Exercise brief —
Omit all pictures. Copy the rest of the material exactly.

Supplied records —

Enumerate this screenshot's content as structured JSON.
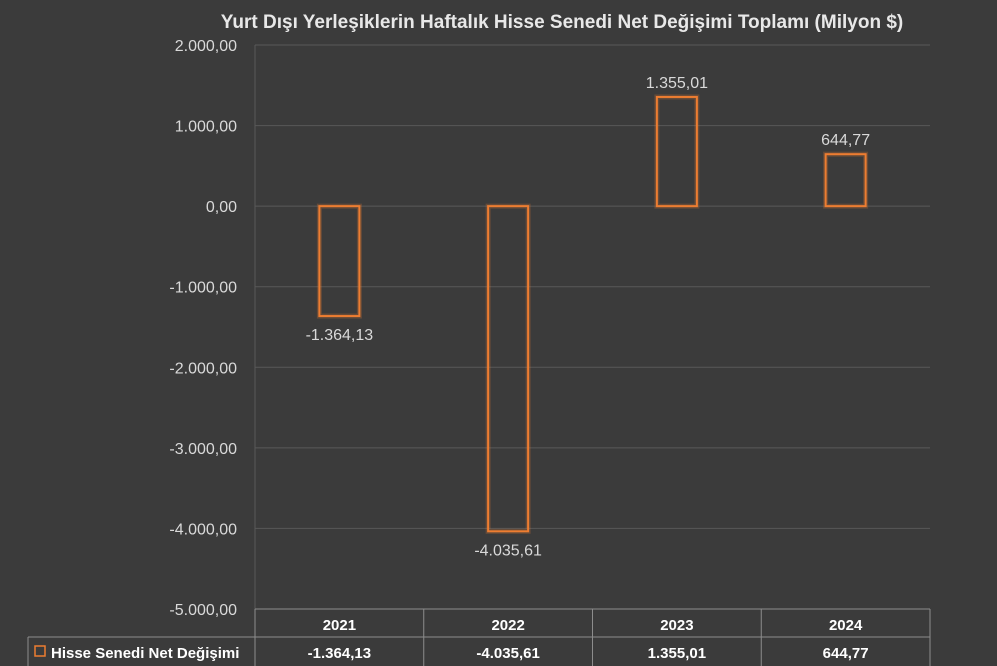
{
  "chart_data": {
    "type": "bar",
    "title": "Yurt Dışı Yerleşiklerin Haftalık Hisse Senedi Net Değişimi Toplamı (Milyon $)",
    "categories": [
      "2021",
      "2022",
      "2023",
      "2024"
    ],
    "series": [
      {
        "name": "Hisse Senedi Net Değişimi",
        "values": [
          -1364.13,
          -4035.61,
          1355.01,
          644.77
        ],
        "labels": [
          "-1.364,13",
          "-4.035,61",
          "1.355,01",
          "644,77"
        ],
        "color": "#ed7d31"
      }
    ],
    "ylim": [
      -5000,
      2000
    ],
    "yticks": [
      2000,
      1000,
      0,
      -1000,
      -2000,
      -3000,
      -4000,
      -5000
    ],
    "ytick_labels": [
      "2.000,00",
      "1.000,00",
      "0,00",
      "-1.000,00",
      "-2.000,00",
      "-3.000,00",
      "-4.000,00",
      "-5.000,00"
    ],
    "grid": true,
    "legend": "data-table",
    "data_table": true
  }
}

Response for this exercise —
Enumerate this screenshot's content as structured JSON.
{
  "chart_data": {
    "type": "bar",
    "title": "Yurt Dışı Yerleşiklerin Haftalık Hisse Senedi Net Değişimi Toplamı (Milyon $)",
    "categories": [
      "2021",
      "2022",
      "2023",
      "2024"
    ],
    "series": [
      {
        "name": "Hisse Senedi Net Değişimi",
        "values": [
          -1364.13,
          -4035.61,
          1355.01,
          644.77
        ],
        "labels": [
          "-1.364,13",
          "-4.035,61",
          "1.355,01",
          "644,77"
        ],
        "color": "#ed7d31"
      }
    ],
    "ylim": [
      -5000,
      2000
    ],
    "yticks": [
      2000,
      1000,
      0,
      -1000,
      -2000,
      -3000,
      -4000,
      -5000
    ],
    "ytick_labels": [
      "2.000,00",
      "1.000,00",
      "0,00",
      "-1.000,00",
      "-2.000,00",
      "-3.000,00",
      "-4.000,00",
      "-5.000,00"
    ],
    "grid": true,
    "legend": "data-table",
    "data_table": true
  }
}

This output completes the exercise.